* WORK TO BE COMPLETED: Could you write out the records below exactly as they appear, leaving out any pictures?

Saved entries:

- - -

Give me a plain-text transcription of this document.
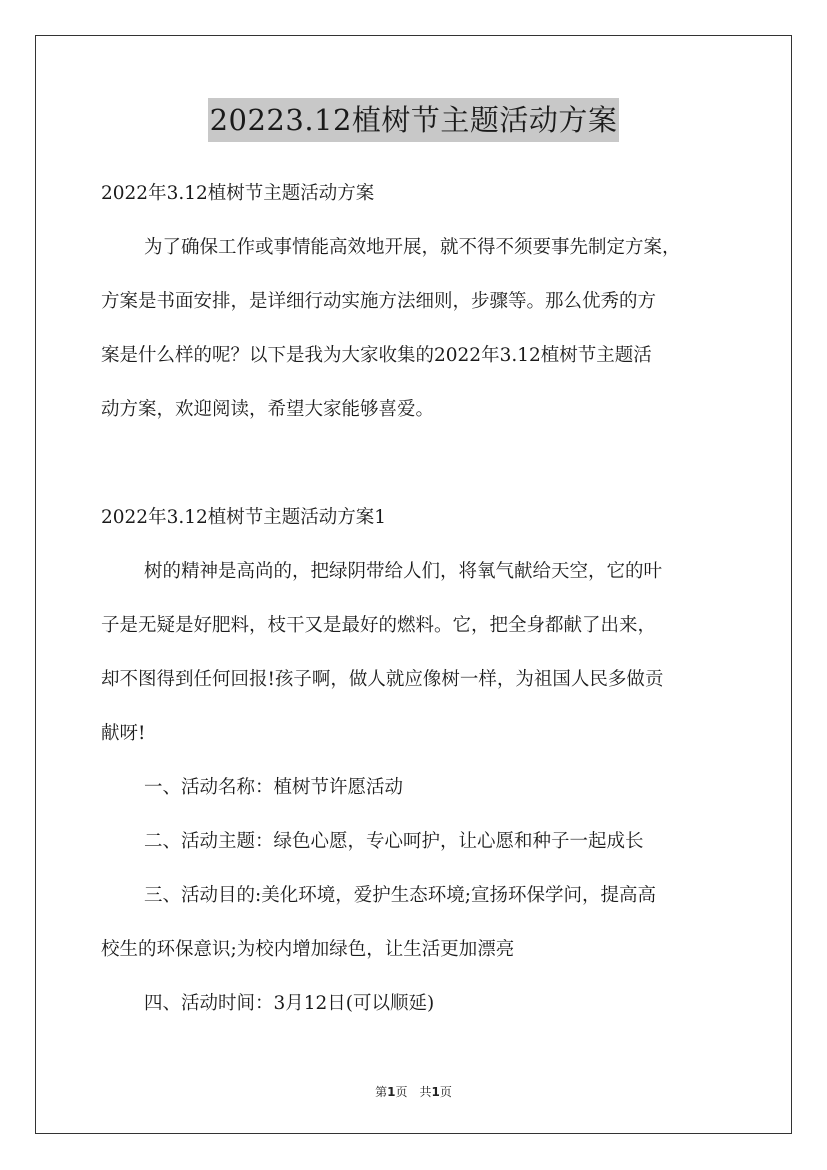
20223.12植树节主题活动方案
2022年3.12植树节主题活动方案
为了确保工作或事情能高效地开展，就不得不须要事先制定方案，
方案是书面安排，是详细行动实施方法细则，步骤等。那么优秀的方
案是什么样的呢？以下是我为大家收集的2022年3.12植树节主题活
动方案，欢迎阅读，希望大家能够喜爱。
2022年3.12植树节主题活动方案1
树的精神是高尚的，把绿阴带给人们，将氧气献给天空，它的叶
子是无疑是好肥料，枝干又是最好的燃料。它，把全身都献了出来，
却不图得到任何回报!孩子啊，做人就应像树一样，为祖国人民多做贡
献呀!
一、活动名称：植树节许愿活动
二、活动主题：绿色心愿，专心呵护，让心愿和种子一起成长
三、活动目的:美化环境，爱护生态环境;宣扬环保学问，提高高
校生的环保意识;为校内增加绿色，让生活更加漂亮
四、活动时间：3月12日(可以顺延)
第1页　共1页
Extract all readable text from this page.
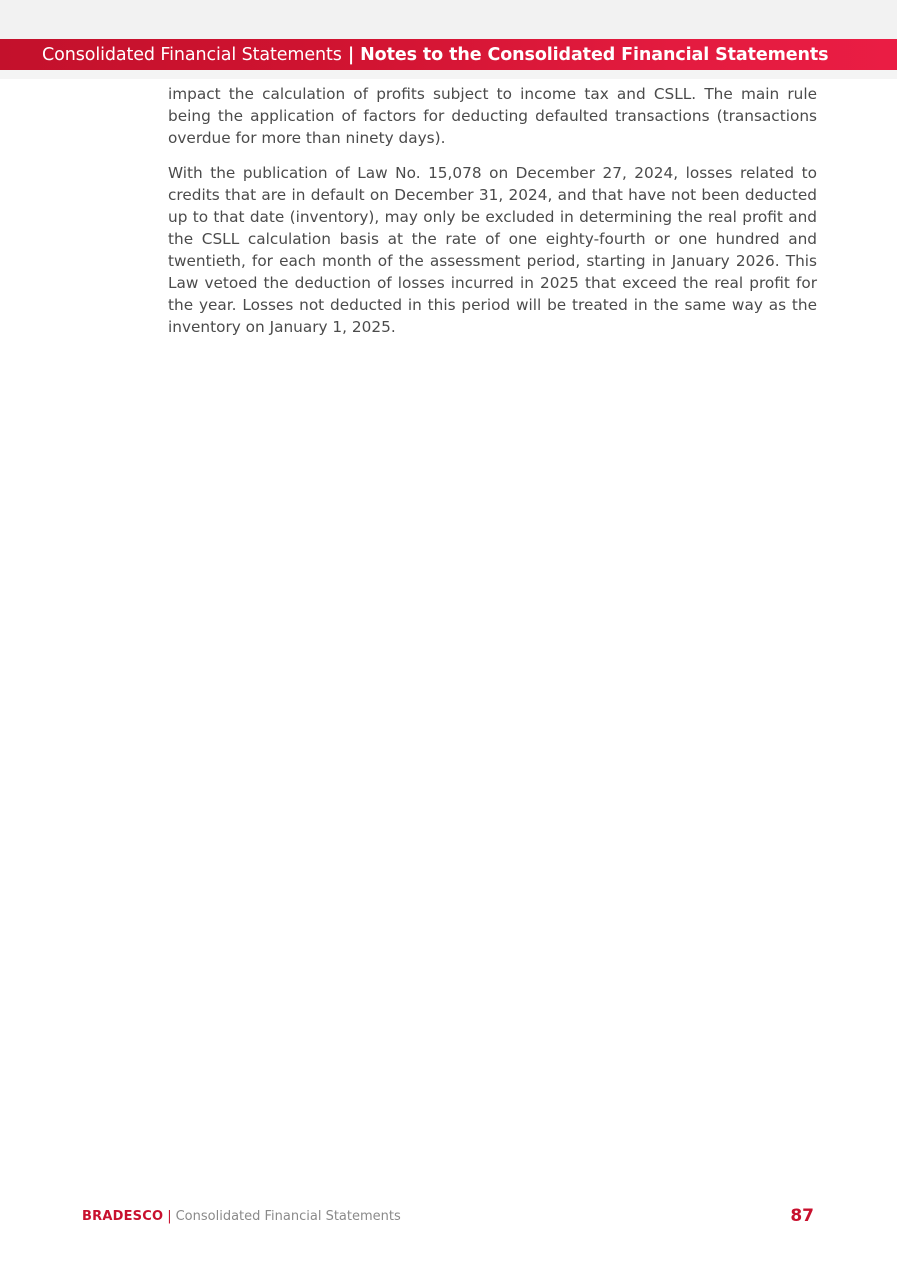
Consolidated Financial Statements | Notes to the Consolidated Financial Statements

impact the calculation of profits subject to income tax and CSLL. The main rule being the application of factors for deducting defaulted transactions (transactions overdue for more than ninety days).

With the publication of Law No. 15,078 on December 27, 2024, losses related to credits that are in default on December 31, 2024, and that have not been deducted up to that date (inventory), may only be excluded in determining the real profit and the CSLL calculation basis at the rate of one eighty-fourth or one hundred and twentieth, for each month of the assessment period, starting in January 2026. This Law vetoed the deduction of losses incurred in 2025 that exceed the real profit for the year. Losses not deducted in this period will be treated in the same way as the inventory on January 1, 2025.

BRADESCO | Consolidated Financial Statements	87
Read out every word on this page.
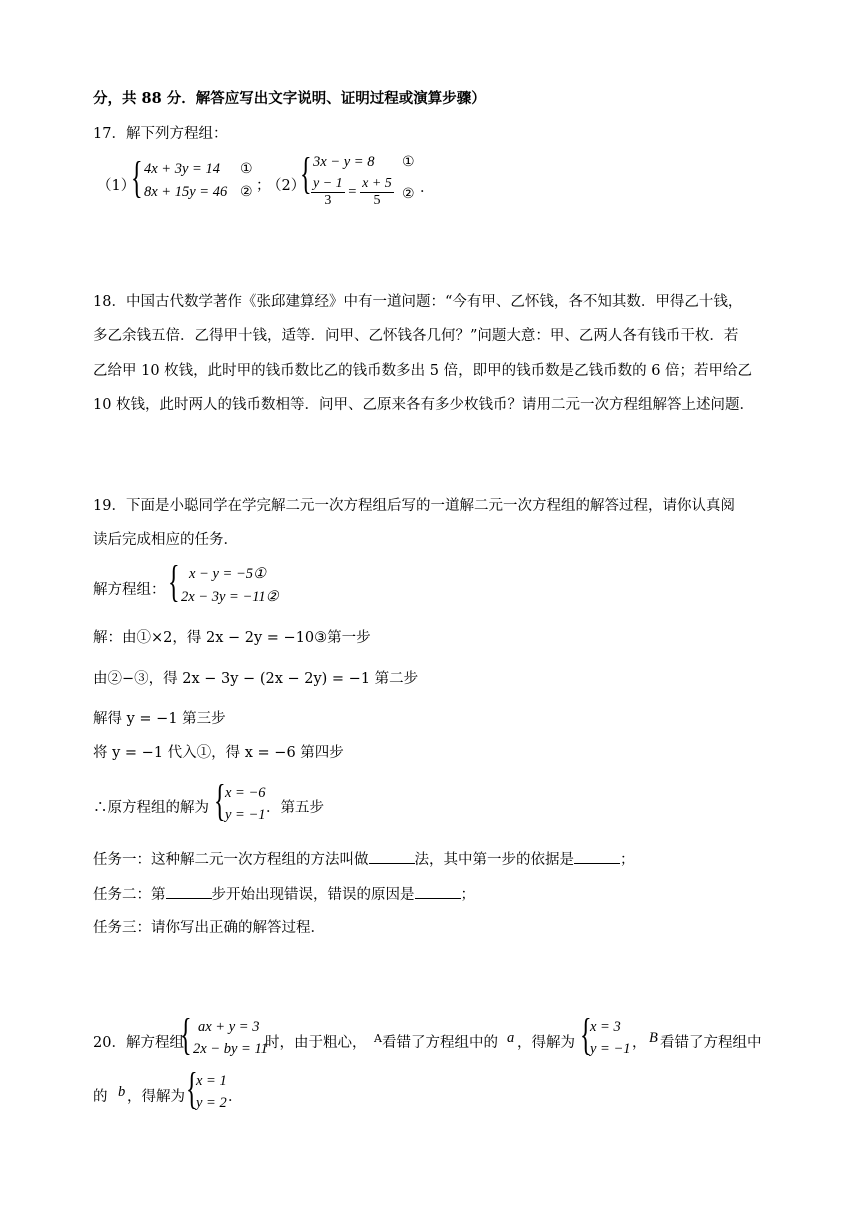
分，共 88 分．解答应写出文字说明、证明过程或演算步骤）
17．解下列方程组：
（1）
{ 4x + 3y = 14
8x + 15y = 46
①
② ；
（2）
{ 3x − y = 8
$\frac{y - 1}{3} = \frac{x + 5}{5}$
①
② ．
18．中国古代数学著作《张邱建算经》中有一道问题：“今有甲、乙怀钱，各不知其数．甲得乙十钱，
多乙余钱五倍．乙得甲十钱，适等．问甲、乙怀钱各几何？”问题大意：甲、乙两人各有钱币干枚．若
乙给甲 10 枚钱，此时甲的钱币数比乙的钱币数多出 5 倍，即甲的钱币数是乙钱币数的 6 倍；若甲给乙
10 枚钱，此时两人的钱币数相等．问甲、乙原来各有多少枚钱币？请用二元一次方程组解答上述问题．
19．下面是小聪同学在学完解二元一次方程组后写的一道解二元一次方程组的解答过程，请你认真阅
读后完成相应的任务．
解方程组： { x − y = −5①
2x − 3y = −11②
解：由①×2，得 2x − 2y = −10③第一步
由②−③，得 2x − 3y − (2x − 2y) = −1 第二步
解得 y = −1 第三步
将 y = −1 代入①，得 x = −6 第四步
∴原方程组的解为 { x = −6
y = −1 ．第五步
任务一：这种解二元一次方程组的方法叫做	法，其中第一步的依据是	；
任务二：第	步开始出现错误，错误的原因是	；
任务三：请你写出正确的解答过程．
20．解方程组
{ ax + y = 3
2x − by = 11
时，由于粗心， A 看错了方程组中的 a ，得解为 {
x = 3
y = −1 ， B 看错了方程组中
的 b ，得解为 {
x = 1
y = 2 ．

- - -

* CORRECT RESPONSE:
Give me a plain-text transcription of this document.
20223.12植树节主题活动方案
2022年3.12植树节主题活动方案
为了确保工作或事情能高效地开展，就不得不须要事先制定方案，
方案是书面安排，是详细行动实施方法细则，步骤等。那么优秀的方
案是什么样的呢？以下是我为大家收集的2022年3.12植树节主题活
动方案，欢迎阅读，希望大家能够喜爱。
2022年3.12植树节主题活动方案1
树的精神是高尚的，把绿阴带给人们，将氧气献给天空，它的叶
子是无疑是好肥料，枝干又是最好的燃料。它，把全身都献了出来，
却不图得到任何回报!孩子啊，做人就应像树一样，为祖国人民多做贡
献呀!
一、活动名称：植树节许愿活动
二、活动主题：绿色心愿，专心呵护，让心愿和种子一起成长
三、活动目的:美化环境，爱护生态环境;宣扬环保学问，提高高
校生的环保意识;为校内增加绿色，让生活更加漂亮
四、活动时间：3月12日(可以顺延)
第1页　共1页
Extract all readable text from this page.
Consolidated Financial Statements | Notes to the Consolidated Financial Statements

impact the calculation of profits subject to income tax and CSLL. The main rule being the application of factors for deducting defaulted transactions (transactions overdue for more than ninety days).

With the publication of Law No. 15,078 on December 27, 2024, losses related to credits that are in default on December 31, 2024, and that have not been deducted up to that date (inventory), may only be excluded in determining the real profit and the CSLL calculation basis at the rate of one eighty-fourth or one hundred and twentieth, for each month of the assessment period, starting in January 2026. This Law vetoed the deduction of losses incurred in 2025 that exceed the real profit for the year. Losses not deducted in this period will be treated in the same way as the inventory on January 1, 2025.

BRADESCO | Consolidated Financial Statements	87
Read out every word on this page.
分，共 88 分．解答应写出文字说明、证明过程或演算步骤）
17．解下列方程组：
（1）
{ 4x + 3y = 14
8x + 15y = 46
①
② ；
（2）
{ 3x − y = 8
$\frac{y - 1}{3} = \frac{x + 5}{5}$
①
② ．
18．中国古代数学著作《张邱建算经》中有一道问题：“今有甲、乙怀钱，各不知其数．甲得乙十钱，
多乙余钱五倍．乙得甲十钱，适等．问甲、乙怀钱各几何？”问题大意：甲、乙两人各有钱币干枚．若
乙给甲 10 枚钱，此时甲的钱币数比乙的钱币数多出 5 倍，即甲的钱币数是乙钱币数的 6 倍；若甲给乙
10 枚钱，此时两人的钱币数相等．问甲、乙原来各有多少枚钱币？请用二元一次方程组解答上述问题．
19．下面是小聪同学在学完解二元一次方程组后写的一道解二元一次方程组的解答过程，请你认真阅
读后完成相应的任务．
解方程组： { x − y = −5①
2x − 3y = −11②
解：由①×2，得 2x − 2y = −10③第一步
由②−③，得 2x − 3y − (2x − 2y) = −1 第二步
解得 y = −1 第三步
将 y = −1 代入①，得 x = −6 第四步
∴原方程组的解为 { x = −6
y = −1 ．第五步
任务一：这种解二元一次方程组的方法叫做	法，其中第一步的依据是	；
任务二：第	步开始出现错误，错误的原因是	；
任务三：请你写出正确的解答过程．
20．解方程组
{ ax + y = 3
2x − by = 11
时，由于粗心， A 看错了方程组中的 a ，得解为 {
x = 3
y = −1 ， B 看错了方程组中
的 b ，得解为 {
x = 1
y = 2 ．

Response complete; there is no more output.